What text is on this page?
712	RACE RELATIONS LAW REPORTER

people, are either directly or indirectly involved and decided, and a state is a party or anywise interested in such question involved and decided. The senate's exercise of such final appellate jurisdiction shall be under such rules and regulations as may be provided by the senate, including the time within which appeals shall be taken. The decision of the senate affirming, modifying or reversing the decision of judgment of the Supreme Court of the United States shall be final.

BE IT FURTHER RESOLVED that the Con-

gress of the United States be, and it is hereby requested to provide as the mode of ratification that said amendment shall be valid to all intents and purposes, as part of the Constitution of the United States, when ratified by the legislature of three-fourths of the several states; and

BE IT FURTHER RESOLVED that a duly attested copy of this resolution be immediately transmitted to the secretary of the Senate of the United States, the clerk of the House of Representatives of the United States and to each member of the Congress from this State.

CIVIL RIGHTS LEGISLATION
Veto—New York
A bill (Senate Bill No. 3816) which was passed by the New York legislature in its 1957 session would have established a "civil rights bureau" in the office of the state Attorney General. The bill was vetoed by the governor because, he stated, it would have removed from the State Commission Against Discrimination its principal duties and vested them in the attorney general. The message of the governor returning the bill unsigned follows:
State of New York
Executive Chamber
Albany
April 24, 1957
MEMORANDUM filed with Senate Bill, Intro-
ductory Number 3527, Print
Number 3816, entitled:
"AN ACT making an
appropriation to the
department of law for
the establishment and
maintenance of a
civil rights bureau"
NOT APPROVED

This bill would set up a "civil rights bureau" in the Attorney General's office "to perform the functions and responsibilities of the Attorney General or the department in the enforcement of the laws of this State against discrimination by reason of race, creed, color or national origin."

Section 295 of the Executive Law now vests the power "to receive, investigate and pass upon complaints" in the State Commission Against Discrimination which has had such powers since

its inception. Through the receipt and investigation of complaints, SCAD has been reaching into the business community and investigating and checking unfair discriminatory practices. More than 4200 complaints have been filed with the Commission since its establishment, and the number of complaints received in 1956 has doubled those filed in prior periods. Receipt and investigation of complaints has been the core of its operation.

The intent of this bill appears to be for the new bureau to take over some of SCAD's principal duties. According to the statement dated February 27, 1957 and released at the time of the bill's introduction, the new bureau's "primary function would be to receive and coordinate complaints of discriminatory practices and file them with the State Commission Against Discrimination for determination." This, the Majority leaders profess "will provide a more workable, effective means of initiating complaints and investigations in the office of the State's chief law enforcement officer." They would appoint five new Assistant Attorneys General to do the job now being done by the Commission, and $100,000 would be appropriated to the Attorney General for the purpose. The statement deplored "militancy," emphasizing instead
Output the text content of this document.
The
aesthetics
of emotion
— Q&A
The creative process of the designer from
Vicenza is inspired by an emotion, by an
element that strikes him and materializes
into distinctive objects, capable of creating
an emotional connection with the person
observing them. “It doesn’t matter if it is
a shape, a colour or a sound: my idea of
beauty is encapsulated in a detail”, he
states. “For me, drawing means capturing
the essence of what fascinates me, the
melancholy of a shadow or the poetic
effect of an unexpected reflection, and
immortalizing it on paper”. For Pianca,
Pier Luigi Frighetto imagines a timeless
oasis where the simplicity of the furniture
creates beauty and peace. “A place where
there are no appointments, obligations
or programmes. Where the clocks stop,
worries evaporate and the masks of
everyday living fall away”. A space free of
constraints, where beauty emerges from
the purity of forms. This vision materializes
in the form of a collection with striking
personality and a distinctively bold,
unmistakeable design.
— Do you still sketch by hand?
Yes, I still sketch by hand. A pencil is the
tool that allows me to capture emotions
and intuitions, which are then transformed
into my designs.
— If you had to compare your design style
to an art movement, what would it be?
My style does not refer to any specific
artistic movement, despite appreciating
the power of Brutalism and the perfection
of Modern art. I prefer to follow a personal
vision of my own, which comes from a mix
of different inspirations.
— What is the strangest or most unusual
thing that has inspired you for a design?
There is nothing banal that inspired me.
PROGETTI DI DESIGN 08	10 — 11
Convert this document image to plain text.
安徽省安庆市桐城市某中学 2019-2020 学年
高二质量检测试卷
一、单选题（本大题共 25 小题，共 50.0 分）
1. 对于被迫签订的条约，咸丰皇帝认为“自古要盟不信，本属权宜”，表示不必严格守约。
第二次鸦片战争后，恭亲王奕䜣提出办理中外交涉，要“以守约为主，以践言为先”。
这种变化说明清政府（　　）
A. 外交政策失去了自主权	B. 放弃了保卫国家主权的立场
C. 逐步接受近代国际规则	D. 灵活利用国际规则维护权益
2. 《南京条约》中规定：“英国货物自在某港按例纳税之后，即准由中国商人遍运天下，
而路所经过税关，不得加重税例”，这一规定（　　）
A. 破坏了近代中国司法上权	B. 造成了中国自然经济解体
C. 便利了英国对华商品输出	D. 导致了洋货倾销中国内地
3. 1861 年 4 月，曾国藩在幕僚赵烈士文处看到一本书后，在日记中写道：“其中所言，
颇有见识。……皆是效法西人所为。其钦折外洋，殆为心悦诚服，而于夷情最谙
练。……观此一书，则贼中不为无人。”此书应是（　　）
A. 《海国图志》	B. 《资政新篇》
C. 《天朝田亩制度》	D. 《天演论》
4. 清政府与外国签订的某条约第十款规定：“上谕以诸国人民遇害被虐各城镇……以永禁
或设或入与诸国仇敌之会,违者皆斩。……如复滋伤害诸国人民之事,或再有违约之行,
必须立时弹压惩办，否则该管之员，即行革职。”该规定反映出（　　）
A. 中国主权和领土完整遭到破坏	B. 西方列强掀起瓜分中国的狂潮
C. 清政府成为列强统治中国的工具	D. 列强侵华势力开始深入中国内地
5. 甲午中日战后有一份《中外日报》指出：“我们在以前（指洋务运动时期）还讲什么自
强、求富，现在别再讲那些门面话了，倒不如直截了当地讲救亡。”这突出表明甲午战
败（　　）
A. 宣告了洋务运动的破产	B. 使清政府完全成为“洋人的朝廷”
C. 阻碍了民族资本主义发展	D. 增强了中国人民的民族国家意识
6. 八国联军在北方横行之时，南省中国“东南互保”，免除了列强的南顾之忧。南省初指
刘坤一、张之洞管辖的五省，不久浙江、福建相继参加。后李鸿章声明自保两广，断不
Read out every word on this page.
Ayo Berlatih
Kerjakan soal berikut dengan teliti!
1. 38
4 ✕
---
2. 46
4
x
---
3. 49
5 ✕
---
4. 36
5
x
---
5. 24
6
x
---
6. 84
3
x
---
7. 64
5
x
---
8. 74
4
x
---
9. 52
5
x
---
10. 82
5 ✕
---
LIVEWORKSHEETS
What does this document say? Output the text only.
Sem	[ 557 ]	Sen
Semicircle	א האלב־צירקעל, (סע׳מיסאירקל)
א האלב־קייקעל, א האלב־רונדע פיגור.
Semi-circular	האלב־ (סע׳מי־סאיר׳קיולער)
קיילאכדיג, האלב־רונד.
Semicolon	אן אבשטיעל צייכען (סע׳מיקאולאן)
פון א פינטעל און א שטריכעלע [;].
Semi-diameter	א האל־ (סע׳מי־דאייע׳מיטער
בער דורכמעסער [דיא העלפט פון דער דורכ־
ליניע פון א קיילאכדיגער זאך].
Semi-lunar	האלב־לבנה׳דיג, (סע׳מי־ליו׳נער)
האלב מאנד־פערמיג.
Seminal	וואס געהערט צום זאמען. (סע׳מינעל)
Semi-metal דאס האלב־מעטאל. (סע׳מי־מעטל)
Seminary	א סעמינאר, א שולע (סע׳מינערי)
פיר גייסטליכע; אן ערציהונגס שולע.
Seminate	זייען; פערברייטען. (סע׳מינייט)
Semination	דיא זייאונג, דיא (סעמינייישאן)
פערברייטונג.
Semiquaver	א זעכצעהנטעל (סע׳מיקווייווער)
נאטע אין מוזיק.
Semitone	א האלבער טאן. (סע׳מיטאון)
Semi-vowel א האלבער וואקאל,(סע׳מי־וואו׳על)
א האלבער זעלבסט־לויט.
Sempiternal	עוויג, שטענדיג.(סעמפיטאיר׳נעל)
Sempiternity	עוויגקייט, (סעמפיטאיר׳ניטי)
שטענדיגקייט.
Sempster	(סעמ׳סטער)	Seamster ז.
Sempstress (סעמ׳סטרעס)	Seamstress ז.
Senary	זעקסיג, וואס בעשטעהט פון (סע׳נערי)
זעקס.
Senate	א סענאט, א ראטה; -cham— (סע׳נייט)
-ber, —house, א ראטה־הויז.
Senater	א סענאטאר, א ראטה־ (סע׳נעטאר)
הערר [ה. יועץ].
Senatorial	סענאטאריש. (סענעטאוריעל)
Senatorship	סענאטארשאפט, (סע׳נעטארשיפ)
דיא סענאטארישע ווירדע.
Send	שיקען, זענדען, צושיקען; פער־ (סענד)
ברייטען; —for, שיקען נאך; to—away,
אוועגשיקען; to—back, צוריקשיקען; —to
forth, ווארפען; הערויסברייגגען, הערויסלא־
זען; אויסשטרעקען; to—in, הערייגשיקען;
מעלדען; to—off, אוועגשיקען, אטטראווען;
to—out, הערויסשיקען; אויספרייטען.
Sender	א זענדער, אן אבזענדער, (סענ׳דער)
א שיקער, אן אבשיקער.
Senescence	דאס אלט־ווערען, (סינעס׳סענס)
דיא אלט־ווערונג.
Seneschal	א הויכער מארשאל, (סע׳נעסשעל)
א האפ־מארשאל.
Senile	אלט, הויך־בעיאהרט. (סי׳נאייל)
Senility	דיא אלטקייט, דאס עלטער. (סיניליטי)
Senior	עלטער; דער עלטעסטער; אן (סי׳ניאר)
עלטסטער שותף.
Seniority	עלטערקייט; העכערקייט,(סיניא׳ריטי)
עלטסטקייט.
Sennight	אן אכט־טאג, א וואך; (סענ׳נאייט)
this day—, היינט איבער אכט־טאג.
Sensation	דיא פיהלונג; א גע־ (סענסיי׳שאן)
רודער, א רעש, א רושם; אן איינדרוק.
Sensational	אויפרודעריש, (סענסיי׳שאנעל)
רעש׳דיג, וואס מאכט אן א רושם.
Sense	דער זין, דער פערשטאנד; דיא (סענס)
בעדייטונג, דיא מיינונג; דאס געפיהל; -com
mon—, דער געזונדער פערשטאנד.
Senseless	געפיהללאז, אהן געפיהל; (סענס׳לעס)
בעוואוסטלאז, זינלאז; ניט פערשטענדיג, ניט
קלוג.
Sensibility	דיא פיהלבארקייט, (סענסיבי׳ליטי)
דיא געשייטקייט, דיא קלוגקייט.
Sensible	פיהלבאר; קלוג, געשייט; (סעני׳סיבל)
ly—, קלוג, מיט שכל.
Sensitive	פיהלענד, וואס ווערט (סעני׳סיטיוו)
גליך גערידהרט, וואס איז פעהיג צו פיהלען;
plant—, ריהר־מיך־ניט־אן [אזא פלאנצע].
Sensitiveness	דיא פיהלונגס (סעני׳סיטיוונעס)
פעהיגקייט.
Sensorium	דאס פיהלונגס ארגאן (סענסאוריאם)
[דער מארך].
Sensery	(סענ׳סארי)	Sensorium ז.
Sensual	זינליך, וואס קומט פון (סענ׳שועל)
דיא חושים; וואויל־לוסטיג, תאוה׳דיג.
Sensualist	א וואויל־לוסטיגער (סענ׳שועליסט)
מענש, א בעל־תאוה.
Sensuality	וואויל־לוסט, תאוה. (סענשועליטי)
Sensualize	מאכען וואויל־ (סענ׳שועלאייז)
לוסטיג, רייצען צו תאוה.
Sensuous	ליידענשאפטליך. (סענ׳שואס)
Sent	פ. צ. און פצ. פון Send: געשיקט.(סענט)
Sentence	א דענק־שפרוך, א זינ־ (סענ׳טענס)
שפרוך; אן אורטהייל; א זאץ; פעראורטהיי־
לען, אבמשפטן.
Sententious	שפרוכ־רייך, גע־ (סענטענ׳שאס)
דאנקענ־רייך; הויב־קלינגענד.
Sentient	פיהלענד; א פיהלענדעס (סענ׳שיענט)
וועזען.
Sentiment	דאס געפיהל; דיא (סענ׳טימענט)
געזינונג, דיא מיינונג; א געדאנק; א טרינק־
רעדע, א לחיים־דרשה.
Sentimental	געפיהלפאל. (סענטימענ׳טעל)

#####

■ Exercise
Pull every line containing the word "since" out of the material and copy it.

■ Right answer
Section 295 of the Executive Law now vests the power "to receive, investigate and pass upon complaints" in the State Commission Against Discrimination which has had such powers since
its inception. Through the receipt and investigation of complaints, SCAD has been reaching into the business community and investigating and checking unfair discriminatory practices. More than 4200 complaints have been filed with the Commission since its establishment, and the number of complaints received in 1956 has doubled those filed in prior periods. Receipt and investigation of complaints has been the core of its operation.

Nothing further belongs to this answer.